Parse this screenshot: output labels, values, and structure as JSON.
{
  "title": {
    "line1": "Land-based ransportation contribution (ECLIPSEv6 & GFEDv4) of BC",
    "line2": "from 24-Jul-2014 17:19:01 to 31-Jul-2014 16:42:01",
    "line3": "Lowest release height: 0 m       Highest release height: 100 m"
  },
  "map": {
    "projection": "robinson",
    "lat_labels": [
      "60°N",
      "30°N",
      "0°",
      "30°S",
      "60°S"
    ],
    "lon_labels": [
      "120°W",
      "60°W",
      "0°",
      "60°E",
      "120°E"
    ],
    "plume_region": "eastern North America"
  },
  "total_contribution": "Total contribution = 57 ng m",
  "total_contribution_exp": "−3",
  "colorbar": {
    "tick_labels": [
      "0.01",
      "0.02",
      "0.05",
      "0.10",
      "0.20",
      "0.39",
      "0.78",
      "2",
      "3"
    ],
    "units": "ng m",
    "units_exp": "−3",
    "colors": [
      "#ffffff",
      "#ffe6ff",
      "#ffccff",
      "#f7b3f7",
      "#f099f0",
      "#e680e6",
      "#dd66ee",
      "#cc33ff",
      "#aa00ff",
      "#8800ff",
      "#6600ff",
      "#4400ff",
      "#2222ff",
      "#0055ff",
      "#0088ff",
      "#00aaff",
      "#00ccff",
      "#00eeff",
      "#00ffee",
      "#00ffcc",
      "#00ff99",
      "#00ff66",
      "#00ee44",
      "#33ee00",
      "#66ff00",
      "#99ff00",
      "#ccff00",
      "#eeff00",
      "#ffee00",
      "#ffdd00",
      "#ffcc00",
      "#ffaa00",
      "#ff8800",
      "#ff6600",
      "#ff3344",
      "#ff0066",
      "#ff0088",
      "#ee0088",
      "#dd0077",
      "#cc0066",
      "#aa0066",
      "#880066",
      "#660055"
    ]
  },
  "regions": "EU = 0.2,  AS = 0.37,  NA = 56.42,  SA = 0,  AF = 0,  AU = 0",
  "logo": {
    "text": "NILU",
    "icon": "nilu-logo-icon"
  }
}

Your objective:
Give all the records again. Match them exactly.

Expected answer:
Parse this screenshot: output labels, values, and structure as JSON.
{
  "title": {
    "line1": "Land-based ransportation contribution (ECLIPSEv6 & GFEDv4) of BC",
    "line2": "from 24-Jul-2014 17:19:01 to 31-Jul-2014 16:42:01",
    "line3": "Lowest release height: 0 m       Highest release height: 100 m"
  },
  "map": {
    "projection": "robinson",
    "lat_labels": [
      "60°N",
      "30°N",
      "0°",
      "30°S",
      "60°S"
    ],
    "lon_labels": [
      "120°W",
      "60°W",
      "0°",
      "60°E",
      "120°E"
    ],
    "plume_region": "eastern North America"
  },
  "total_contribution": "Total contribution = 57 ng m",
  "total_contribution_exp": "−3",
  "colorbar": {
    "tick_labels": [
      "0.01",
      "0.02",
      "0.05",
      "0.10",
      "0.20",
      "0.39",
      "0.78",
      "2",
      "3"
    ],
    "units": "ng m",
    "units_exp": "−3",
    "colors": [
      "#ffffff",
      "#ffe6ff",
      "#ffccff",
      "#f7b3f7",
      "#f099f0",
      "#e680e6",
      "#dd66ee",
      "#cc33ff",
      "#aa00ff",
      "#8800ff",
      "#6600ff",
      "#4400ff",
      "#2222ff",
      "#0055ff",
      "#0088ff",
      "#00aaff",
      "#00ccff",
      "#00eeff",
      "#00ffee",
      "#00ffcc",
      "#00ff99",
      "#00ff66",
      "#00ee44",
      "#33ee00",
      "#66ff00",
      "#99ff00",
      "#ccff00",
      "#eeff00",
      "#ffee00",
      "#ffdd00",
      "#ffcc00",
      "#ffaa00",
      "#ff8800",
      "#ff6600",
      "#ff3344",
      "#ff0066",
      "#ff0088",
      "#ee0088",
      "#dd0077",
      "#cc0066",
      "#aa0066",
      "#880066",
      "#660055"
    ]
  },
  "regions": "EU = 0.2,  AS = 0.37,  NA = 56.42,  SA = 0,  AF = 0,  AU = 0",
  "logo": {
    "text": "NILU",
    "icon": "nilu-logo-icon"
  }
}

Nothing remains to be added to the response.